(What is being asked)
Below are entries; tally how many lines hold the string "JSON" and answer with only that figure.

Exercise inputs start

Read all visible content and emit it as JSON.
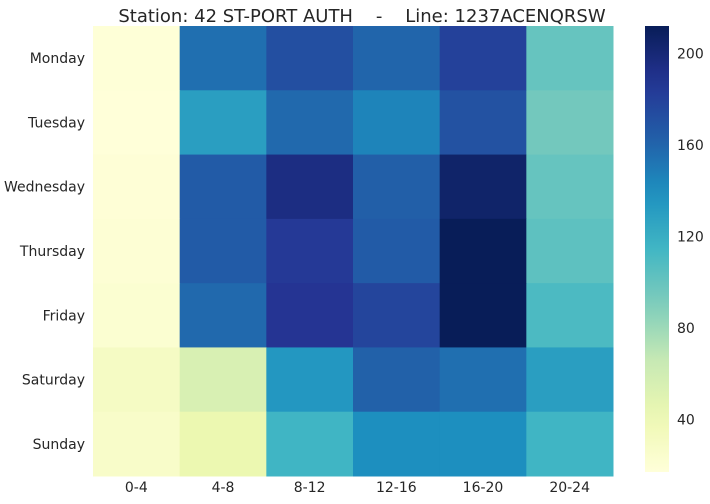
{
  "chart_data": {
    "type": "heatmap",
    "title": "Station: 42 ST-PORT AUTH    -    Line: 1237ACENQRSW",
    "x_categories": [
      "0-4",
      "4-8",
      "8-12",
      "12-16",
      "16-20",
      "20-24"
    ],
    "y_categories": [
      "Monday",
      "Tuesday",
      "Wednesday",
      "Thursday",
      "Friday",
      "Saturday",
      "Sunday"
    ],
    "values": [
      [
        18,
        155,
        172,
        160,
        180,
        100
      ],
      [
        17,
        130,
        158,
        145,
        170,
        95
      ],
      [
        19,
        165,
        195,
        163,
        205,
        100
      ],
      [
        20,
        165,
        185,
        165,
        212,
        103
      ],
      [
        22,
        158,
        188,
        178,
        212,
        110
      ],
      [
        30,
        55,
        135,
        162,
        155,
        130
      ],
      [
        27,
        42,
        115,
        140,
        140,
        115
      ]
    ],
    "colorbar": {
      "min": 17,
      "max": 212,
      "ticks": [
        40,
        80,
        120,
        160,
        200
      ]
    },
    "colormap": "YlGnBu"
  }
}
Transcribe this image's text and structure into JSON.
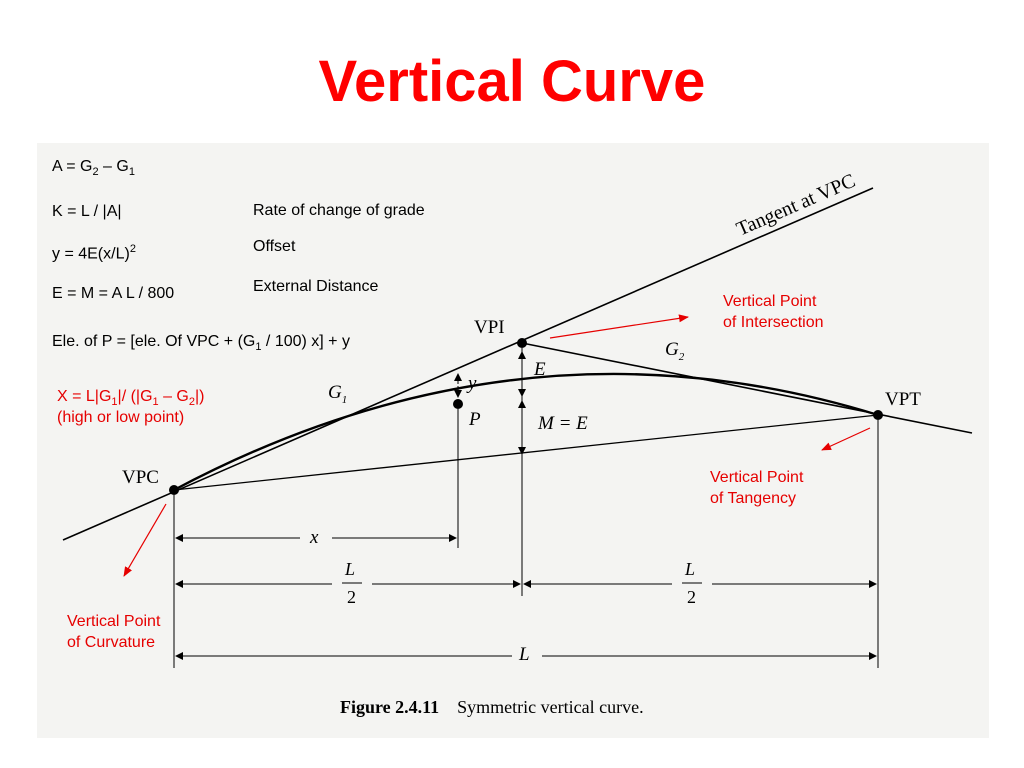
{
  "slide": {
    "title": "Vertical Curve"
  },
  "formulas": {
    "a": {
      "pre": "A = G",
      "s1": "2",
      "mid": " – G",
      "s2": "1"
    },
    "k": "K = L / |A|",
    "y": {
      "pre": "y = 4E(x/L)",
      "sup": "2"
    },
    "e": "E = M = A L / 800",
    "ele": {
      "pre": "Ele. of P = [ele. Of VPC + (G",
      "s1": "1",
      "post": " / 100) x] + y"
    },
    "x": {
      "pre": "X = L|G",
      "s1": "1",
      "mid1": "|/ (|G",
      "s2": "1",
      "mid2": " – G",
      "s3": "2",
      "post": "|)"
    },
    "x_note": "(high or low point)"
  },
  "descriptions": {
    "k": "Rate of change of grade",
    "y": "Offset",
    "e": "External Distance"
  },
  "callouts": {
    "vpi": {
      "line1": "Vertical Point",
      "line2": "of Intersection"
    },
    "vpt": {
      "line1": "Vertical Point",
      "line2": "of Tangency"
    },
    "vpc": {
      "line1": "Vertical Point",
      "line2": "of Curvature"
    }
  },
  "figure": {
    "tangent_label": "Tangent at VPC",
    "vpi": "VPI",
    "vpc": "VPC",
    "vpt": "VPT",
    "g1": {
      "base": "G",
      "sub": "1"
    },
    "g2": {
      "base": "G",
      "sub": "2"
    },
    "e": "E",
    "y": "y",
    "p": "P",
    "m_eq_e": "M = E",
    "x": "x",
    "l_half": {
      "num": "L",
      "den": "2"
    },
    "l": "L",
    "caption_bold": "Figure 2.4.11",
    "caption": "Symmetric vertical curve."
  },
  "colors": {
    "title": "#ff0000",
    "annotation": "#e60000"
  }
}
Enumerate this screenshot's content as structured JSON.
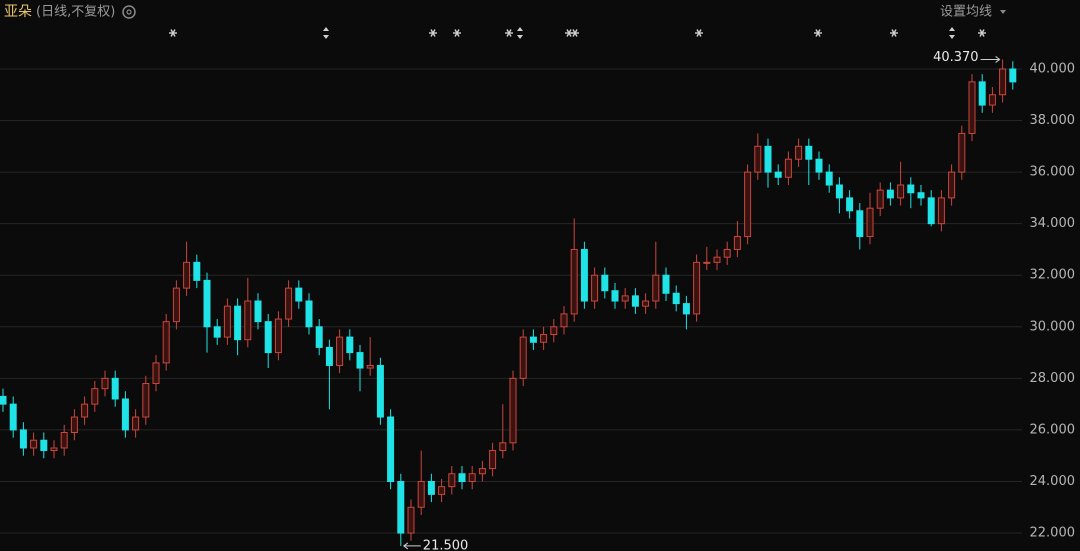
{
  "chart_data": {
    "type": "candlestick",
    "title": "亚朵",
    "subtitle": "(日线,不复权)",
    "menu_label": "设置均线",
    "up_color": "#c9473d",
    "down_color": "#1fe3e6",
    "open": [
      27.3,
      27.0,
      26.0,
      25.3,
      25.6,
      25.2,
      25.3,
      25.9,
      26.5,
      27.0,
      27.6,
      28.0,
      27.2,
      26.0,
      26.5,
      27.8,
      28.6,
      30.2,
      31.5,
      32.5,
      31.8,
      30.0,
      29.6,
      30.8,
      29.5,
      31.0,
      30.2,
      29.0,
      30.3,
      31.5,
      31.0,
      30.0,
      29.2,
      28.5,
      29.6,
      29.0,
      28.4,
      28.5,
      26.5,
      24.0,
      22.0,
      23.0,
      24.0,
      23.5,
      23.8,
      24.3,
      24.0,
      24.3,
      24.5,
      25.2,
      25.5,
      28.0,
      29.6,
      29.4,
      29.7,
      30.0,
      30.5,
      33.0,
      31.0,
      32.0,
      31.4,
      31.0,
      31.2,
      30.8,
      31.0,
      32.0,
      31.3,
      30.9,
      30.5,
      32.5,
      32.5,
      32.7,
      33.0,
      33.5,
      36.0,
      37.0,
      36.0,
      35.8,
      36.5,
      37.0,
      36.5,
      36.0,
      35.5,
      35.0,
      34.5,
      33.5,
      34.6,
      35.3,
      35.0,
      35.5,
      35.2,
      35.0,
      34.0,
      35.0,
      36.0,
      37.5,
      39.5,
      38.6,
      39.0,
      40.0
    ],
    "high": [
      27.6,
      27.3,
      26.3,
      25.9,
      25.9,
      25.6,
      26.2,
      26.8,
      27.3,
      27.9,
      28.3,
      28.3,
      27.5,
      26.8,
      28.1,
      28.9,
      30.5,
      31.8,
      33.3,
      32.8,
      32.1,
      30.3,
      31.1,
      31.1,
      31.9,
      31.3,
      30.5,
      30.6,
      31.8,
      31.8,
      31.3,
      30.3,
      29.5,
      29.9,
      29.9,
      29.3,
      29.6,
      28.8,
      26.8,
      24.3,
      23.3,
      25.2,
      24.3,
      24.1,
      24.6,
      24.6,
      24.6,
      24.8,
      25.5,
      27.0,
      28.3,
      29.9,
      29.9,
      30.0,
      30.3,
      30.8,
      34.2,
      33.3,
      32.3,
      32.3,
      31.7,
      31.5,
      31.5,
      31.3,
      33.3,
      32.3,
      31.6,
      31.2,
      32.8,
      33.1,
      33.0,
      33.3,
      34.1,
      36.3,
      37.5,
      37.3,
      36.3,
      36.8,
      37.3,
      37.3,
      36.8,
      36.3,
      35.8,
      35.3,
      34.8,
      35.2,
      35.6,
      35.6,
      36.4,
      35.8,
      35.5,
      35.3,
      35.3,
      36.3,
      37.8,
      39.8,
      39.8,
      39.3,
      40.37,
      40.3
    ],
    "low": [
      26.7,
      25.7,
      25.0,
      25.0,
      24.9,
      24.9,
      25.0,
      25.6,
      26.2,
      26.7,
      27.3,
      26.9,
      25.7,
      25.7,
      26.2,
      27.5,
      28.3,
      29.9,
      31.2,
      31.5,
      29.0,
      29.3,
      29.3,
      28.9,
      29.2,
      29.9,
      28.4,
      28.7,
      30.0,
      30.7,
      29.7,
      28.9,
      26.8,
      28.2,
      28.7,
      27.5,
      28.1,
      26.2,
      23.7,
      21.5,
      21.7,
      22.7,
      23.2,
      23.2,
      23.5,
      23.7,
      23.7,
      24.0,
      24.2,
      24.9,
      25.2,
      27.7,
      29.1,
      29.1,
      29.4,
      29.7,
      30.2,
      30.7,
      30.7,
      31.1,
      30.7,
      30.7,
      30.5,
      30.5,
      30.7,
      31.0,
      30.6,
      29.9,
      30.2,
      32.2,
      32.2,
      32.4,
      32.7,
      33.2,
      35.7,
      35.4,
      35.5,
      35.5,
      36.2,
      35.5,
      35.7,
      35.2,
      34.4,
      34.2,
      33.0,
      33.2,
      34.3,
      34.7,
      34.7,
      34.6,
      34.7,
      33.9,
      33.7,
      34.7,
      35.7,
      37.2,
      38.3,
      38.3,
      38.7,
      39.2
    ],
    "close": [
      27.0,
      26.0,
      25.3,
      25.6,
      25.2,
      25.3,
      25.9,
      26.5,
      27.0,
      27.6,
      28.0,
      27.2,
      26.0,
      26.5,
      27.8,
      28.6,
      30.2,
      31.5,
      32.5,
      31.8,
      30.0,
      29.6,
      30.8,
      29.5,
      31.0,
      30.2,
      29.0,
      30.3,
      31.5,
      31.0,
      30.0,
      29.2,
      28.5,
      29.6,
      29.0,
      28.4,
      28.5,
      26.5,
      24.0,
      22.0,
      23.0,
      24.0,
      23.5,
      23.8,
      24.3,
      24.0,
      24.3,
      24.5,
      25.2,
      25.5,
      28.0,
      29.6,
      29.4,
      29.7,
      30.0,
      30.5,
      33.0,
      31.0,
      32.0,
      31.4,
      31.0,
      31.2,
      30.8,
      31.0,
      32.0,
      31.3,
      30.9,
      30.5,
      32.5,
      32.5,
      32.7,
      33.0,
      33.5,
      36.0,
      37.0,
      36.0,
      35.8,
      36.5,
      37.0,
      36.5,
      36.0,
      35.5,
      35.0,
      34.5,
      33.5,
      34.6,
      35.3,
      35.0,
      35.5,
      35.2,
      35.0,
      34.0,
      35.0,
      36.0,
      37.5,
      39.5,
      38.6,
      39.0,
      40.0,
      39.5
    ],
    "max_marker": {
      "value": 40.37,
      "label": "40.370"
    },
    "min_marker": {
      "value": 21.5,
      "label": "21.500"
    },
    "ylim": [
      21.42,
      40.93
    ],
    "yticks": [
      {
        "value": 22,
        "label": "22.000"
      },
      {
        "value": 24,
        "label": "24.000"
      },
      {
        "value": 26,
        "label": "26.000"
      },
      {
        "value": 28,
        "label": "28.000"
      },
      {
        "value": 30,
        "label": "30.000"
      },
      {
        "value": 32,
        "label": "32.000"
      },
      {
        "value": 34,
        "label": "34.000"
      },
      {
        "value": 36,
        "label": "36.000"
      },
      {
        "value": 38,
        "label": "38.000"
      },
      {
        "value": 40,
        "label": "40.000"
      }
    ],
    "grid": true
  }
}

Exercise inputs end

(Response for this exercise)
3